◆ YOUR OBJECTIVE:
Write down each entry again, exactly as it reads.

◆ TASK INPUT:
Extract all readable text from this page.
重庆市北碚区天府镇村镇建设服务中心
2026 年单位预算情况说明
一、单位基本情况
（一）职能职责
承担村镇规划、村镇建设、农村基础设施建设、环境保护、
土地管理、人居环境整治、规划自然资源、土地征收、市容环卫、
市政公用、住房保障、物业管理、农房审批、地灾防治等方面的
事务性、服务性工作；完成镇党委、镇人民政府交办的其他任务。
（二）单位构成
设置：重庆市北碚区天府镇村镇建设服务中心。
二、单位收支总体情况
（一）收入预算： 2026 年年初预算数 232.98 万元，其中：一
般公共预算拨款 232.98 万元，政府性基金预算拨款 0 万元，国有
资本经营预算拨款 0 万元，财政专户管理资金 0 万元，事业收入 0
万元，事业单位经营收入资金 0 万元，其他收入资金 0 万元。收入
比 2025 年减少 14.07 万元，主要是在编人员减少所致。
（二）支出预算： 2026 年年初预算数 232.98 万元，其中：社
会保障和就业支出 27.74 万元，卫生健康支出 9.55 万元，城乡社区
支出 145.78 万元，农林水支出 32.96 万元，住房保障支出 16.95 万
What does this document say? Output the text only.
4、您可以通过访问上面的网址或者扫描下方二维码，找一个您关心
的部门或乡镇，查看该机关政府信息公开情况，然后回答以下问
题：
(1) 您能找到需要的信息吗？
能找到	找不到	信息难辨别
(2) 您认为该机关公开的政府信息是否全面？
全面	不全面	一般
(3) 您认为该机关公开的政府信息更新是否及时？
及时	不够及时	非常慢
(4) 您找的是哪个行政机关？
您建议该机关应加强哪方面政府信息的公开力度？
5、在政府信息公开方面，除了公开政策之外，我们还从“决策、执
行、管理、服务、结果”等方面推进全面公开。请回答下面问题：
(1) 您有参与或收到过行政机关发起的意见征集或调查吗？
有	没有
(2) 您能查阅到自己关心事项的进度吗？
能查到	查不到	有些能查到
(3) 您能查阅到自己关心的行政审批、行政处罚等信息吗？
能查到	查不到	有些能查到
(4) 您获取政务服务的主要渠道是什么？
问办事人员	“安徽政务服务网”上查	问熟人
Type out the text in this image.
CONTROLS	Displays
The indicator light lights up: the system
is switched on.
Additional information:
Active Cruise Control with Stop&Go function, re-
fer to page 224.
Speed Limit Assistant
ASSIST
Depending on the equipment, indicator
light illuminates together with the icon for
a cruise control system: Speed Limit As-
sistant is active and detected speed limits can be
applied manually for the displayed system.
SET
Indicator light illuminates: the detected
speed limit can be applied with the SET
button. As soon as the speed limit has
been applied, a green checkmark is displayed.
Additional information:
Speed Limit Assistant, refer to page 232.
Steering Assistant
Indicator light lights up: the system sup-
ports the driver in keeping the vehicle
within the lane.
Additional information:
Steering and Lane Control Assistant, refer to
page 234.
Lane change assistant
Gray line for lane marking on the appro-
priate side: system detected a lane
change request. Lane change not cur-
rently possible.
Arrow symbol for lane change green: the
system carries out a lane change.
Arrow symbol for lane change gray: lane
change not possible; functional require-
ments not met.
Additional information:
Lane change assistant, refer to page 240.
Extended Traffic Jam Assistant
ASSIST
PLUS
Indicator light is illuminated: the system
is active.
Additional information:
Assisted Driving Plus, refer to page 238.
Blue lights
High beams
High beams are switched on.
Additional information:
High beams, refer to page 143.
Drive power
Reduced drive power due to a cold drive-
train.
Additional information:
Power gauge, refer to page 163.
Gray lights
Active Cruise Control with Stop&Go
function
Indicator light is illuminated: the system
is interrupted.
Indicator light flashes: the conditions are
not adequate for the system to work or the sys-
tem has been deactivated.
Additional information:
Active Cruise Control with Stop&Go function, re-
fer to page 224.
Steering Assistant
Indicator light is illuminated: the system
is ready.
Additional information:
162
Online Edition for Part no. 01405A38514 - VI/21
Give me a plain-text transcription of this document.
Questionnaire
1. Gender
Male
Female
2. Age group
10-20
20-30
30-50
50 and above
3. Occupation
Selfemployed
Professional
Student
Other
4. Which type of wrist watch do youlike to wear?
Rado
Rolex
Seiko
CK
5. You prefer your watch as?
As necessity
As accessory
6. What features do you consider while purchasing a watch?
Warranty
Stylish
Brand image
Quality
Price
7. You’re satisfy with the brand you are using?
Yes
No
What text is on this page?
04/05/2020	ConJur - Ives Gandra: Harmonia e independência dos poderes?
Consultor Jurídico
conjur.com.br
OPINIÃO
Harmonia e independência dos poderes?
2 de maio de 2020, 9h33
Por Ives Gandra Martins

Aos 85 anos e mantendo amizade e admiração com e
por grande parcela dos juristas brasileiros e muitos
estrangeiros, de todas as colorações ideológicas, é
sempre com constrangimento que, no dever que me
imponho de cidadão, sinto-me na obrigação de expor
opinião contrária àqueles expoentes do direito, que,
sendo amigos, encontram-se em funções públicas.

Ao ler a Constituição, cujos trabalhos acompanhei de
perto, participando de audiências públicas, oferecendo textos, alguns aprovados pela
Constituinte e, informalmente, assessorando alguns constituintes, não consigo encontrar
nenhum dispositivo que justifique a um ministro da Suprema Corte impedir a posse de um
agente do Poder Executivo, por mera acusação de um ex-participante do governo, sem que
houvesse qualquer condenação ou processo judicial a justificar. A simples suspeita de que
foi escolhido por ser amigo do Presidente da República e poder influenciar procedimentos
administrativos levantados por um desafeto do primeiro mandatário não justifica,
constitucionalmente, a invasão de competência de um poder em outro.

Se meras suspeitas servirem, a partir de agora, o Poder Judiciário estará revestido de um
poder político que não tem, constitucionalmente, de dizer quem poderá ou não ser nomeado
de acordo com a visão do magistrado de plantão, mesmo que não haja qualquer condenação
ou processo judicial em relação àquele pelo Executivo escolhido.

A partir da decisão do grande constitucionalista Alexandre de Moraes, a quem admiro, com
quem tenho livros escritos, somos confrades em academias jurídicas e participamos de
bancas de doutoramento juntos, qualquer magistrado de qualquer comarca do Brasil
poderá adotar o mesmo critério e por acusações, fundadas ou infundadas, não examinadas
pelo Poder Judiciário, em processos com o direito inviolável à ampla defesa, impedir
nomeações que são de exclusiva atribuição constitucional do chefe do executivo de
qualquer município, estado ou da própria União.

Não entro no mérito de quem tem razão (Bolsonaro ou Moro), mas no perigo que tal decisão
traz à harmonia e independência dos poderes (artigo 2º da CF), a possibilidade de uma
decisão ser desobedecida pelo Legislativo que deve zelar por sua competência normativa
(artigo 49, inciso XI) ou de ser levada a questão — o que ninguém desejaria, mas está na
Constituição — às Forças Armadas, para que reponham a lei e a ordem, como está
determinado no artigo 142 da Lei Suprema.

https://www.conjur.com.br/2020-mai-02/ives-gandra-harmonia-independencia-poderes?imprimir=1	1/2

◆ RESULT OF THE EXERCISE:
Extract all readable text from this page.
重庆市北碚区天府镇村镇建设服务中心
2026 年单位预算情况说明
一、单位基本情况
（一）职能职责
承担村镇规划、村镇建设、农村基础设施建设、环境保护、
土地管理、人居环境整治、规划自然资源、土地征收、市容环卫、
市政公用、住房保障、物业管理、农房审批、地灾防治等方面的
事务性、服务性工作；完成镇党委、镇人民政府交办的其他任务。
（二）单位构成
设置：重庆市北碚区天府镇村镇建设服务中心。
二、单位收支总体情况
（一）收入预算： 2026 年年初预算数 232.98 万元，其中：一
般公共预算拨款 232.98 万元，政府性基金预算拨款 0 万元，国有
资本经营预算拨款 0 万元，财政专户管理资金 0 万元，事业收入 0
万元，事业单位经营收入资金 0 万元，其他收入资金 0 万元。收入
比 2025 年减少 14.07 万元，主要是在编人员减少所致。
（二）支出预算： 2026 年年初预算数 232.98 万元，其中：社
会保障和就业支出 27.74 万元，卫生健康支出 9.55 万元，城乡社区
支出 145.78 万元，农林水支出 32.96 万元，住房保障支出 16.95 万
What does this document say? Output the text only.
4、您可以通过访问上面的网址或者扫描下方二维码，找一个您关心
的部门或乡镇，查看该机关政府信息公开情况，然后回答以下问
题：
(1) 您能找到需要的信息吗？
能找到	找不到	信息难辨别
(2) 您认为该机关公开的政府信息是否全面？
全面	不全面	一般
(3) 您认为该机关公开的政府信息更新是否及时？
及时	不够及时	非常慢
(4) 您找的是哪个行政机关？
您建议该机关应加强哪方面政府信息的公开力度？
5、在政府信息公开方面，除了公开政策之外，我们还从“决策、执
行、管理、服务、结果”等方面推进全面公开。请回答下面问题：
(1) 您有参与或收到过行政机关发起的意见征集或调查吗？
有	没有
(2) 您能查阅到自己关心事项的进度吗？
能查到	查不到	有些能查到
(3) 您能查阅到自己关心的行政审批、行政处罚等信息吗？
能查到	查不到	有些能查到
(4) 您获取政务服务的主要渠道是什么？
问办事人员	“安徽政务服务网”上查	问熟人
Type out the text in this image.
CONTROLS	Displays
The indicator light lights up: the system
is switched on.
Additional information:
Active Cruise Control with Stop&Go function, re-
fer to page 224.
Speed Limit Assistant
ASSIST
Depending on the equipment, indicator
light illuminates together with the icon for
a cruise control system: Speed Limit As-
sistant is active and detected speed limits can be
applied manually for the displayed system.
SET
Indicator light illuminates: the detected
speed limit can be applied with the SET
button. As soon as the speed limit has
been applied, a green checkmark is displayed.
Additional information:
Speed Limit Assistant, refer to page 232.
Steering Assistant
Indicator light lights up: the system sup-
ports the driver in keeping the vehicle
within the lane.
Additional information:
Steering and Lane Control Assistant, refer to
page 234.
Lane change assistant
Gray line for lane marking on the appro-
priate side: system detected a lane
change request. Lane change not cur-
rently possible.
Arrow symbol for lane change green: the
system carries out a lane change.
Arrow symbol for lane change gray: lane
change not possible; functional require-
ments not met.
Additional information:
Lane change assistant, refer to page 240.
Extended Traffic Jam Assistant
ASSIST
PLUS
Indicator light is illuminated: the system
is active.
Additional information:
Assisted Driving Plus, refer to page 238.
Blue lights
High beams
High beams are switched on.
Additional information:
High beams, refer to page 143.
Drive power
Reduced drive power due to a cold drive-
train.
Additional information:
Power gauge, refer to page 163.
Gray lights
Active Cruise Control with Stop&Go
function
Indicator light is illuminated: the system
is interrupted.
Indicator light flashes: the conditions are
not adequate for the system to work or the sys-
tem has been deactivated.
Additional information:
Active Cruise Control with Stop&Go function, re-
fer to page 224.
Steering Assistant
Indicator light is illuminated: the system
is ready.
Additional information:
162
Online Edition for Part no. 01405A38514 - VI/21
Give me a plain-text transcription of this document.
Questionnaire
1. Gender
Male
Female
2. Age group
10-20
20-30
30-50
50 and above
3. Occupation
Selfemployed
Professional
Student
Other
4. Which type of wrist watch do youlike to wear?
Rado
Rolex
Seiko
CK
5. You prefer your watch as?
As necessity
As accessory
6. What features do you consider while purchasing a watch?
Warranty
Stylish
Brand image
Quality
Price
7. You’re satisfy with the brand you are using?
Yes
No
What text is on this page?
04/05/2020	ConJur - Ives Gandra: Harmonia e independência dos poderes?
Consultor Jurídico
conjur.com.br
OPINIÃO
Harmonia e independência dos poderes?
2 de maio de 2020, 9h33
Por Ives Gandra Martins

Aos 85 anos e mantendo amizade e admiração com e
por grande parcela dos juristas brasileiros e muitos
estrangeiros, de todas as colorações ideológicas, é
sempre com constrangimento que, no dever que me
imponho de cidadão, sinto-me na obrigação de expor
opinião contrária àqueles expoentes do direito, que,
sendo amigos, encontram-se em funções públicas.

Ao ler a Constituição, cujos trabalhos acompanhei de
perto, participando de audiências públicas, oferecendo textos, alguns aprovados pela
Constituinte e, informalmente, assessorando alguns constituintes, não consigo encontrar
nenhum dispositivo que justifique a um ministro da Suprema Corte impedir a posse de um
agente do Poder Executivo, por mera acusação de um ex-participante do governo, sem que
houvesse qualquer condenação ou processo judicial a justificar. A simples suspeita de que
foi escolhido por ser amigo do Presidente da República e poder influenciar procedimentos
administrativos levantados por um desafeto do primeiro mandatário não justifica,
constitucionalmente, a invasão de competência de um poder em outro.

Se meras suspeitas servirem, a partir de agora, o Poder Judiciário estará revestido de um
poder político que não tem, constitucionalmente, de dizer quem poderá ou não ser nomeado
de acordo com a visão do magistrado de plantão, mesmo que não haja qualquer condenação
ou processo judicial em relação àquele pelo Executivo escolhido.

A partir da decisão do grande constitucionalista Alexandre de Moraes, a quem admiro, com
quem tenho livros escritos, somos confrades em academias jurídicas e participamos de
bancas de doutoramento juntos, qualquer magistrado de qualquer comarca do Brasil
poderá adotar o mesmo critério e por acusações, fundadas ou infundadas, não examinadas
pelo Poder Judiciário, em processos com o direito inviolável à ampla defesa, impedir
nomeações que são de exclusiva atribuição constitucional do chefe do executivo de
qualquer município, estado ou da própria União.

Não entro no mérito de quem tem razão (Bolsonaro ou Moro), mas no perigo que tal decisão
traz à harmonia e independência dos poderes (artigo 2º da CF), a possibilidade de uma
decisão ser desobedecida pelo Legislativo que deve zelar por sua competência normativa
(artigo 49, inciso XI) ou de ser levada a questão — o que ninguém desejaria, mas está na
Constituição — às Forças Armadas, para que reponham a lei e a ordem, como está
determinado no artigo 142 da Lei Suprema.

https://www.conjur.com.br/2020-mai-02/ives-gandra-harmonia-independencia-poderes?imprimir=1	1/2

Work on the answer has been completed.